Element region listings
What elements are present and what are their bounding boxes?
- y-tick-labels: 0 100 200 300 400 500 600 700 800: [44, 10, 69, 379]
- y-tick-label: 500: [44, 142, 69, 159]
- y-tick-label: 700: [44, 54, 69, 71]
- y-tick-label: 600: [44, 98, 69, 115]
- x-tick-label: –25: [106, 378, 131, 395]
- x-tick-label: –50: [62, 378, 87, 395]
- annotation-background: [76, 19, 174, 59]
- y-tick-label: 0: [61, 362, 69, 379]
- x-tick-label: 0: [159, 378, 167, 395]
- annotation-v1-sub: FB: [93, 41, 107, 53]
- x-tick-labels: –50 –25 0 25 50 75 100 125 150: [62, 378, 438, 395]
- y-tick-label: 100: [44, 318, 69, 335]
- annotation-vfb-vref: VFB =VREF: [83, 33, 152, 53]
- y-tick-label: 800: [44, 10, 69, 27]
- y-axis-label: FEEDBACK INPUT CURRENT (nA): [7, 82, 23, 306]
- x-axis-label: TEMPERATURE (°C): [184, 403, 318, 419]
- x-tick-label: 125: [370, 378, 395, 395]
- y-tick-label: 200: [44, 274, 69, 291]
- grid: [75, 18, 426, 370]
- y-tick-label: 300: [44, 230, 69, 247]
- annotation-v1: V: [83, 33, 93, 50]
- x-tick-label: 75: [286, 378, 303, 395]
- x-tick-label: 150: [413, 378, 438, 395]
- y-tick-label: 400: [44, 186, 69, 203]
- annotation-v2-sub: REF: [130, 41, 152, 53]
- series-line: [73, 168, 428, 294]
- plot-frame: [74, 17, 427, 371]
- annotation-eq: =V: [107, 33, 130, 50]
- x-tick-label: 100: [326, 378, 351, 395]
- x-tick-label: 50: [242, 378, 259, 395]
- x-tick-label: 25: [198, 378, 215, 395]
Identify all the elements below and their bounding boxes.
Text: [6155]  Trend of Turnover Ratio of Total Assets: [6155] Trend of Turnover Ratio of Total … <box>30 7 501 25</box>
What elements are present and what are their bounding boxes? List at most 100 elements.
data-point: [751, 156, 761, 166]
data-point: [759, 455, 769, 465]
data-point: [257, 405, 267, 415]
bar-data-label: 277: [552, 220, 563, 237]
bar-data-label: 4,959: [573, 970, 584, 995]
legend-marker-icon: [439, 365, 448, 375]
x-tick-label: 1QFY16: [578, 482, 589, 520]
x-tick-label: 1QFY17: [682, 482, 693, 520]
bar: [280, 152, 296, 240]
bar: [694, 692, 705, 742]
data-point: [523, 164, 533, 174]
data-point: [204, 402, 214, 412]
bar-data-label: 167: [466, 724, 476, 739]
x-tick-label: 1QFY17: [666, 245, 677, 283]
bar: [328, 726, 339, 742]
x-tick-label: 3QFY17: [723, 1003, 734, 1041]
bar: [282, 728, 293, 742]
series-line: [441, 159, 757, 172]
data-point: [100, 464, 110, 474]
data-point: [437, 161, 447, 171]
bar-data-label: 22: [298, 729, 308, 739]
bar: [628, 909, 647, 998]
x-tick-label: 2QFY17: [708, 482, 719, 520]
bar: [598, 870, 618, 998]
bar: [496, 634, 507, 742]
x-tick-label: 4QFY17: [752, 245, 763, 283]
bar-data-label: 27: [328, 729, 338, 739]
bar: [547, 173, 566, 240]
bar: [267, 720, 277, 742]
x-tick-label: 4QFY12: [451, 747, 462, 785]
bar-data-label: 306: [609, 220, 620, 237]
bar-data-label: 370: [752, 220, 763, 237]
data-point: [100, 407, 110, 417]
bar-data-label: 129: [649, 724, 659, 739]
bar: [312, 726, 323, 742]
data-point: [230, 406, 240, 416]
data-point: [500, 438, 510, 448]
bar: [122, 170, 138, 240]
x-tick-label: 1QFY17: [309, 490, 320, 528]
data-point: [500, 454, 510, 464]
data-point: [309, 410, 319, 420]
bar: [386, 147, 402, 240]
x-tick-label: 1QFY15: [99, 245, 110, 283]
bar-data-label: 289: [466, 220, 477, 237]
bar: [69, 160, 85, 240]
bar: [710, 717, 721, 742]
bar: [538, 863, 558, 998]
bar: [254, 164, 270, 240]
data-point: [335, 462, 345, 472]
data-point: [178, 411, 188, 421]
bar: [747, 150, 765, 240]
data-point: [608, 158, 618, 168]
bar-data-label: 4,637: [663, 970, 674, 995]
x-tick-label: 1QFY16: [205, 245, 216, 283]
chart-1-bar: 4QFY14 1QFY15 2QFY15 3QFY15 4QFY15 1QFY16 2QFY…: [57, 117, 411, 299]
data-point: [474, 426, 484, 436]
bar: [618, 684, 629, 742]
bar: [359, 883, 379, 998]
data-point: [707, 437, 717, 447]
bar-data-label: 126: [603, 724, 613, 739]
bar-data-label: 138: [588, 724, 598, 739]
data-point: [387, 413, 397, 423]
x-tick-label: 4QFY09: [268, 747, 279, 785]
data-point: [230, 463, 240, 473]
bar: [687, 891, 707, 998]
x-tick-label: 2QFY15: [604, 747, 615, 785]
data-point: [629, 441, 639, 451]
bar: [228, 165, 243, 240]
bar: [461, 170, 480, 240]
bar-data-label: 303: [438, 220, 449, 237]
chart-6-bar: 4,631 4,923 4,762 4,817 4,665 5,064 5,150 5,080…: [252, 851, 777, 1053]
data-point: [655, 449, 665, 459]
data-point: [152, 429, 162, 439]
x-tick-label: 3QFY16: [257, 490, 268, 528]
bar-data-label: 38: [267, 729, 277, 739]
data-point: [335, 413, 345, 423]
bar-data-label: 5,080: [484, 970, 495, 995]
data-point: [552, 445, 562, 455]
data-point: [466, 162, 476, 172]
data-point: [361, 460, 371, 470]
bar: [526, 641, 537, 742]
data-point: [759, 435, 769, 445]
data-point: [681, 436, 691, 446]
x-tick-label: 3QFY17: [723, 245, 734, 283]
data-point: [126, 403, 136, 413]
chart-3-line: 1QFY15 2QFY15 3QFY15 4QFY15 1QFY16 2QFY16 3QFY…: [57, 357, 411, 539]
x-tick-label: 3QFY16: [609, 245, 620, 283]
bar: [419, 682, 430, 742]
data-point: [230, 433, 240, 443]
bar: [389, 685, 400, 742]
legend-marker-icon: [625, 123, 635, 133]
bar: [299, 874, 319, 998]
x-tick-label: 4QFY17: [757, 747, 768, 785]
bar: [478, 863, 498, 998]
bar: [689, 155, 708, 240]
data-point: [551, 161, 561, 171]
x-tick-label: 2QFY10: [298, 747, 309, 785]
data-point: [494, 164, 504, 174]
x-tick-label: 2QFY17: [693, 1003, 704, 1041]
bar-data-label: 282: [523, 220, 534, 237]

→ Required work
Copy the records word for word from their start through the line with "- x-tick-label: –50: [62, 378, 87, 395]", including that line.

→ Written reply
What elements are present and what are their bounding boxes?
- y-tick-labels: 0 100 200 300 400 500 600 700 800: [44, 10, 69, 379]
- y-tick-label: 500: [44, 142, 69, 159]
- y-tick-label: 700: [44, 54, 69, 71]
- y-tick-label: 600: [44, 98, 69, 115]
- x-tick-label: –25: [106, 378, 131, 395]
- x-tick-label: –50: [62, 378, 87, 395]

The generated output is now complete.